**Set task:** Retype the data that follows line by line, exactly, and leave its pictures out.
>> START Given records
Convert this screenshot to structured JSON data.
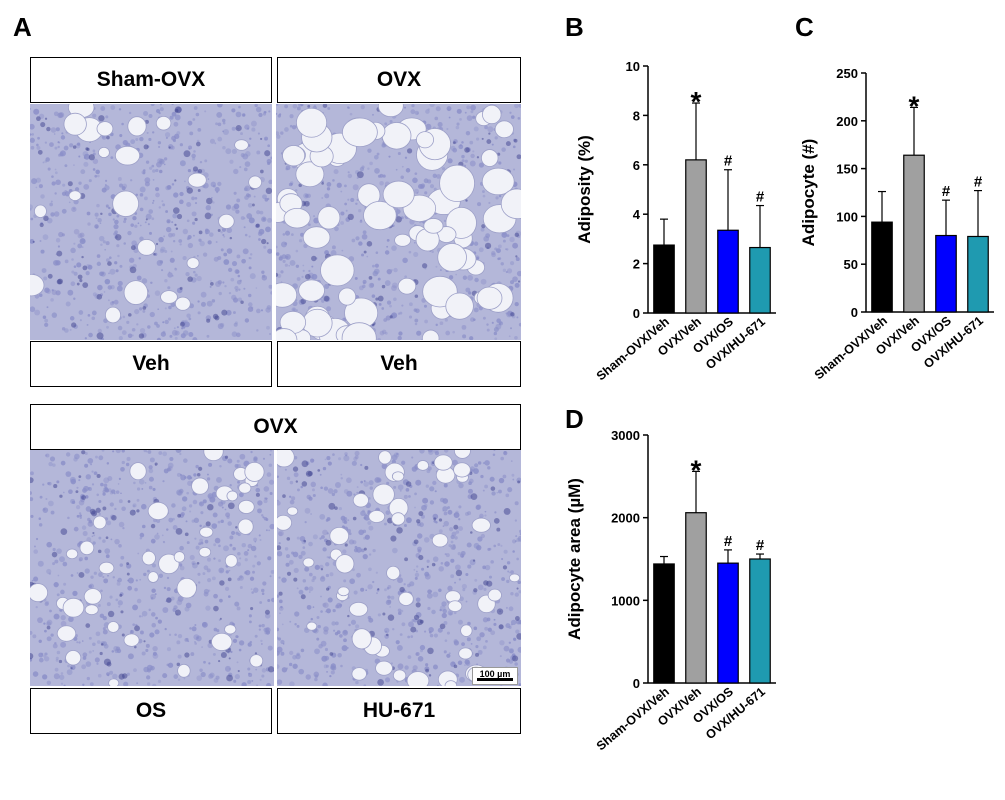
{
  "panel_a": {
    "letter": "A",
    "top_headers": [
      "Sham-OVX",
      "OVX"
    ],
    "top_footers": [
      "Veh",
      "Veh"
    ],
    "bottom_header": "OVX",
    "bottom_footers": [
      "OS",
      "HU-671"
    ],
    "scale_bar_text": "100 µm",
    "stain_color": "#8a8ec8"
  },
  "chart_data": [
    {
      "letter": "B",
      "type": "bar",
      "categories": [
        "Sham-OVX/Veh",
        "OVX/Veh",
        "OVX/OS",
        "OVX/HU-671"
      ],
      "values": [
        2.75,
        6.2,
        3.35,
        2.65
      ],
      "errors": [
        1.05,
        2.3,
        2.45,
        1.7
      ],
      "marks": [
        "",
        "*",
        "#",
        "#"
      ],
      "colors": [
        "#000000",
        "#a0a0a0",
        "#0000ff",
        "#1f9ab0"
      ],
      "ylabel": "Adiposity (%)",
      "ylim": [
        0,
        10
      ],
      "yticks": [
        0,
        2,
        4,
        6,
        8,
        10
      ],
      "yticklabels": [
        "0",
        "2",
        "4",
        "6",
        "8",
        "10"
      ],
      "grid": false
    },
    {
      "letter": "C",
      "type": "bar",
      "categories": [
        "Sham-OVX/Veh",
        "OVX/Veh",
        "OVX/OS",
        "OVX/HU-671"
      ],
      "values": [
        94,
        164,
        80,
        79
      ],
      "errors": [
        32,
        50,
        37,
        48
      ],
      "marks": [
        "",
        "*",
        "#",
        "#"
      ],
      "colors": [
        "#000000",
        "#a0a0a0",
        "#0000ff",
        "#1f9ab0"
      ],
      "ylabel": "Adipocyte (#)",
      "ylim": [
        0,
        250
      ],
      "yticks": [
        0,
        50,
        100,
        150,
        200,
        250
      ],
      "yticklabels": [
        "0",
        "50",
        "100",
        "150",
        "200",
        "250"
      ],
      "grid": false
    },
    {
      "letter": "D",
      "type": "bar",
      "categories": [
        "Sham-OVX/Veh",
        "OVX/Veh",
        "OVX/OS",
        "OVX/HU-671"
      ],
      "values": [
        1440,
        2060,
        1450,
        1500
      ],
      "errors": [
        90,
        500,
        160,
        60
      ],
      "marks": [
        "",
        "*",
        "#",
        "#"
      ],
      "colors": [
        "#000000",
        "#a0a0a0",
        "#0000ff",
        "#1f9ab0"
      ],
      "ylabel": "Adipocyte area (µM)",
      "ylim": [
        0,
        3000
      ],
      "yticks": [
        0,
        1000,
        2000,
        3000
      ],
      "yticklabels": [
        "0",
        "1000",
        "2000",
        "3000"
      ],
      "grid": false
    }
  ]
}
>> END Given records
**Task answer:**
Convert this screenshot to structured JSON data.
{
  "panel_a": {
    "letter": "A",
    "top_headers": [
      "Sham-OVX",
      "OVX"
    ],
    "top_footers": [
      "Veh",
      "Veh"
    ],
    "bottom_header": "OVX",
    "bottom_footers": [
      "OS",
      "HU-671"
    ],
    "scale_bar_text": "100 µm",
    "stain_color": "#8a8ec8"
  },
  "chart_data": [
    {
      "letter": "B",
      "type": "bar",
      "categories": [
        "Sham-OVX/Veh",
        "OVX/Veh",
        "OVX/OS",
        "OVX/HU-671"
      ],
      "values": [
        2.75,
        6.2,
        3.35,
        2.65
      ],
      "errors": [
        1.05,
        2.3,
        2.45,
        1.7
      ],
      "marks": [
        "",
        "*",
        "#",
        "#"
      ],
      "colors": [
        "#000000",
        "#a0a0a0",
        "#0000ff",
        "#1f9ab0"
      ],
      "ylabel": "Adiposity (%)",
      "ylim": [
        0,
        10
      ],
      "yticks": [
        0,
        2,
        4,
        6,
        8,
        10
      ],
      "yticklabels": [
        "0",
        "2",
        "4",
        "6",
        "8",
        "10"
      ],
      "grid": false
    },
    {
      "letter": "C",
      "type": "bar",
      "categories": [
        "Sham-OVX/Veh",
        "OVX/Veh",
        "OVX/OS",
        "OVX/HU-671"
      ],
      "values": [
        94,
        164,
        80,
        79
      ],
      "errors": [
        32,
        50,
        37,
        48
      ],
      "marks": [
        "",
        "*",
        "#",
        "#"
      ],
      "colors": [
        "#000000",
        "#a0a0a0",
        "#0000ff",
        "#1f9ab0"
      ],
      "ylabel": "Adipocyte (#)",
      "ylim": [
        0,
        250
      ],
      "yticks": [
        0,
        50,
        100,
        150,
        200,
        250
      ],
      "yticklabels": [
        "0",
        "50",
        "100",
        "150",
        "200",
        "250"
      ],
      "grid": false
    },
    {
      "letter": "D",
      "type": "bar",
      "categories": [
        "Sham-OVX/Veh",
        "OVX/Veh",
        "OVX/OS",
        "OVX/HU-671"
      ],
      "values": [
        1440,
        2060,
        1450,
        1500
      ],
      "errors": [
        90,
        500,
        160,
        60
      ],
      "marks": [
        "",
        "*",
        "#",
        "#"
      ],
      "colors": [
        "#000000",
        "#a0a0a0",
        "#0000ff",
        "#1f9ab0"
      ],
      "ylabel": "Adipocyte area (µM)",
      "ylim": [
        0,
        3000
      ],
      "yticks": [
        0,
        1000,
        2000,
        3000
      ],
      "yticklabels": [
        "0",
        "1000",
        "2000",
        "3000"
      ],
      "grid": false
    }
  ]
}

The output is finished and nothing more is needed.